Work order
Only the lines that include "Candidates" should be copied from the data below.

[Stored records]
● ● ●

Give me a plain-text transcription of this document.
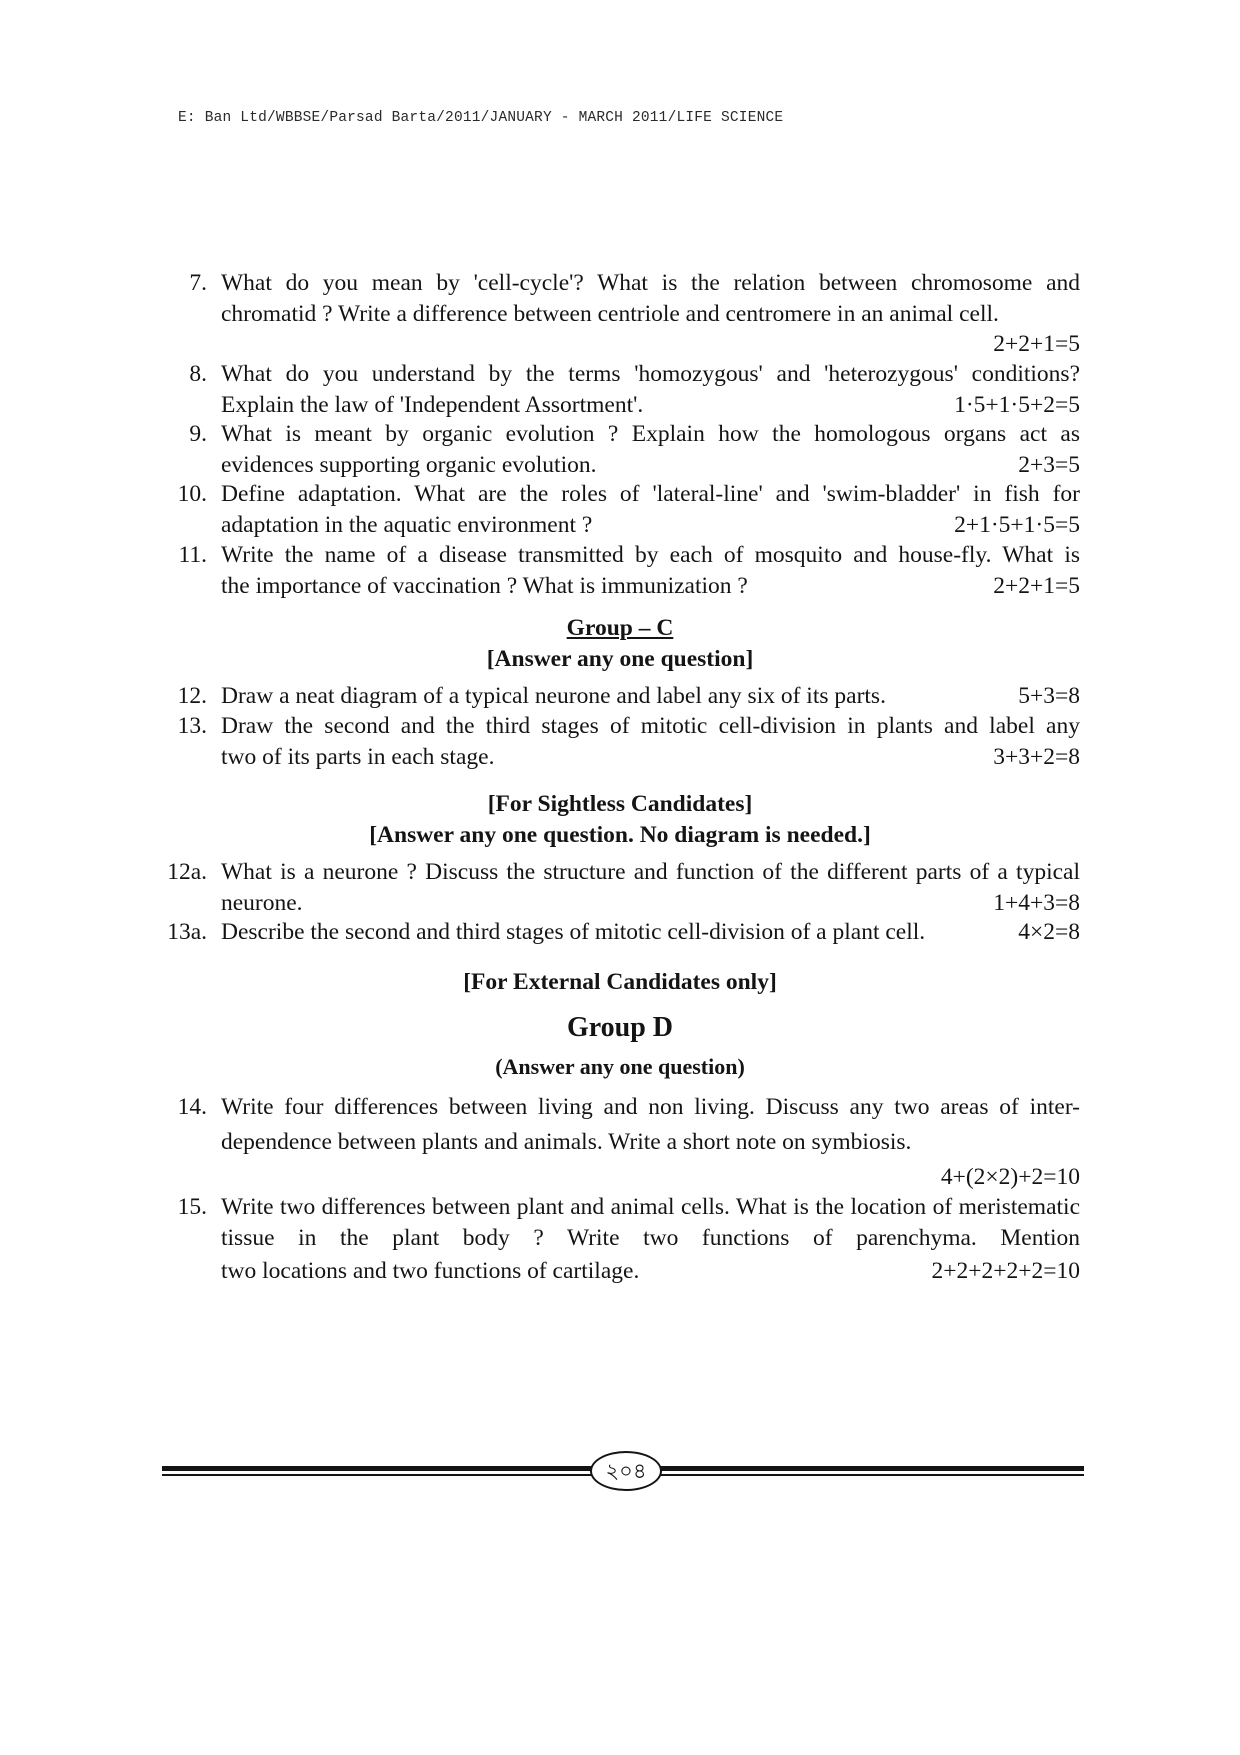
E: Ban Ltd/WBBSE/Parsad Barta/2011/JANUARY - MARCH 2011/LIFE SCIENCE
7. What do you mean by 'cell-cycle'? What is the relation between chromosome and chromatid ? Write a difference between centriole and centromere in an animal cell.
2+2+1=5
8. What do you understand by the terms 'homozygous' and 'heterozygous' conditions?
1·5+1·5+2=5
Explain the law of 'Independent Assortment'.
9. What is meant by organic evolution ? Explain how the homologous organs act as
2+3=5
evidences supporting organic evolution.
10. Define adaptation. What are the roles of 'lateral-line' and 'swim-bladder' in fish for
2+1·5+1·5=5
adaptation in the aquatic environment ?
11. Write the name of a disease transmitted by each of mosquito and house-fly. What is
2+2+1=5
the importance of vaccination ? What is immunization ?
Group – C
[Answer any one question]
12.	5+3=8
Draw a neat diagram of a typical neurone and label any six of its parts.
13. Draw the second and the third stages of mitotic cell-division in plants and label any
3+3+2=8
two of its parts in each stage.
[For Sightless Candidates]
[Answer any one question. No diagram is needed.]
12a. What is a neurone ? Discuss the structure and function of the different parts of a typical
1+4+3=8
neurone.
13a.	4×2=8
Describe the second and third stages of mitotic cell-division of a plant cell.
[For External Candidates only]
Group D
(Answer any one question)
14. Write four differences between living and non living. Discuss any two areas of inter-dependence between plants and animals. Write a short note on symbiosis.
4+(2×2)+2=10
15. Write two differences between plant and animal cells. What is the location of meristematic tissue in the plant body ? Write two functions of parenchyma. Mention
2+2+2+2+2=10
two locations and two functions of cartilage.
২০৪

● ● ●

Exercise output
[For Sightless Candidates]
[For External Candidates only]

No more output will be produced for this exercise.